Which brings me to my next question.

Speaker 1:

You are the author of Breaking the Bullying Circle and I love this because one of the things about the martial arts is we have an opportunity as instructors to work with kids and I know firsthand, you know, besides building the confidence you know, and and also giving them good self esteem and courage, you know, and self control, but the bullying, the Breaking the Bullying Circle, is so important.

Speaker 1:

I can't tell you how many families have come to me in the past and said you know, I want my, my kid to learn martial arts because there's bullies at a school or he's been bullied or he doesn't have self esteem. So we know that, you know, through the martial arts or as martial artists. However, I think the the you know, I would say the majority of the parents that are in the school that are unaware of what's happening or transpiring or because, like you said, 21st century, you know, building the 21st century child. Things have changed. They've changed a lot since I was in school and I know they've changed a lot since my kids were in school and now that I'm seeing friends that have got small children and I'm like, oh man.

Speaker 1:

So so so I want to touch on that. First of all, tell me a little bit about this the Breaking the Bullying Circle and you know what your story and how this transpired.

Speaker 2:

Sure I, 12 years young. My parents put me into a military academy, naval Academy in New Jersey, because they thought that the American Navy was similar to where we grew up, where they served. I was born in Israel. My parents were both. My dad was an Israeli tank commander, my mom did other stuff. We have family in the Navy.

Annotated element listings:
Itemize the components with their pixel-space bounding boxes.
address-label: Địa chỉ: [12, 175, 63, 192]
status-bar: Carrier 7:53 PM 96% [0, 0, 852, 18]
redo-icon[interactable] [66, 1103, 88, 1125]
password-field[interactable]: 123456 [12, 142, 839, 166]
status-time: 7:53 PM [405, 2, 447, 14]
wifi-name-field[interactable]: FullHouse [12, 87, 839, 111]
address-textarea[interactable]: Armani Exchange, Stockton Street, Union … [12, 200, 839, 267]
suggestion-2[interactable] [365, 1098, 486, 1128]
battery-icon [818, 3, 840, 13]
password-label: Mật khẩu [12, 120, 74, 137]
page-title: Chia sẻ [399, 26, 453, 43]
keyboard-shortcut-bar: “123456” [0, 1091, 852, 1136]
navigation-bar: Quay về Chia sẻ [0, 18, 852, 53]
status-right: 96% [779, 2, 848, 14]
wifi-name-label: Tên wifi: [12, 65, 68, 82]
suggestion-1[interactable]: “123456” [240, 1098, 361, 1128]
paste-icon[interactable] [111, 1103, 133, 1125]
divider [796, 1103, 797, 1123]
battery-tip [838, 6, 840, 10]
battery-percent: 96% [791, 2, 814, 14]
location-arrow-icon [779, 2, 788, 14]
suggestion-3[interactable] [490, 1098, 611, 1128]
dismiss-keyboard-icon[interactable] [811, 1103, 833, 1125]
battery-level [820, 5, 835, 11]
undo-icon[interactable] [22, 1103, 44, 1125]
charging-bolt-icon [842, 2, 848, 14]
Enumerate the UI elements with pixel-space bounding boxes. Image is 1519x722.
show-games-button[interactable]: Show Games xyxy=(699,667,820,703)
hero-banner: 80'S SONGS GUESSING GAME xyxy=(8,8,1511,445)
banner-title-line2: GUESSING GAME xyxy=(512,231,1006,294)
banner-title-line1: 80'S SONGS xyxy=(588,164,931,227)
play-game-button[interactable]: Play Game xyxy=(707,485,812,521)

▶ Task instructions:
(a) In the interview extract about Breaking the Bullying Circle, what qualities does Speaker 1 say martial arts instruction builds in kids, besides addressing bullying?
(b) Continue the interview about Breaking the Bullying Circle with what Speaker 2 says next.

▶ Results of the tasks:
(a) Confidence, good self esteem, courage, and self control.

(b)
Speaker 2:

So they thought, because of my ADHD, because my non interest in industrialized public school, I didn't want to do tests. I mean, all I want to do was just fight and have fun and be silly and goofy and be the class clown that now I get paid to do professionally. So it always comes out that way. If you're able to, so it. Basically, I went to this place because I was getting bad grades and you don't talk to your parents for the first two weeks and by day two I realized it was hell. I realized I never watched Full Metal Jacket till 10 years later and I was nicknamed by day two Gomer Pyle because I just I wasn't athletic, I had glasses, I had braces. At that time my parents had me believing I was Jewish. So it's like all these things and I couldn't fight back. Not because I couldn't, because I chose not to, because the conversation my mom had with me before was if you fight back, you get expelled. We lose our $12,000. Your uncle, who was like number two something, admiral and the Navy is going to send a bunch of guys over. They're going to throw a bag over you, throw you into a van, put you on a plane and you're not coming back until you finish the army. I was 12 and they were worth. They were talking this was in the 80s, you know so like anything was possible. So basically I tried to kill myself after three weeks because I was blamed for something I didn't do. Two weeks into it your parents get to see you. I told them what's it called? What was happening. My mom didn't believe me. So pretty much I had to take my own situation into my hands and then just came back to public school and just became a bully because my programming was never going to happen again and you know it was just just darkness.

Speaker 2:

The transformation happened when I did a seminar called the Landmark Forum in January 2001. Just the most amazing. They don't even advertise. It's amazing, it's been. It's been like, you know, 20 plus years. I know people and family members that have done it three days. It transforms your life is just magic, thank you.

Speaker 2:

And ever since I did that that's when I started. Really, I got rid of my if you complete your past and have a blank slate out of this seminar. So I started. I went to my karate teacher at the time that I was learning how to be a better fighter and said I want to teach kids martial arts, can you teach me? And him and his wife took me under their wing. I learned about them. They were an elementary school teacher and a preschool teacher and then I started doing preschool age karate programs. But in that seminar in the landmark there's something called the self expression leadership program, where you create a community event and then pass it off. So you're creating leaders. So I created my first bullying assembly program. Fast forward, 10, 15 years later, I'm doing these in schools and it's just.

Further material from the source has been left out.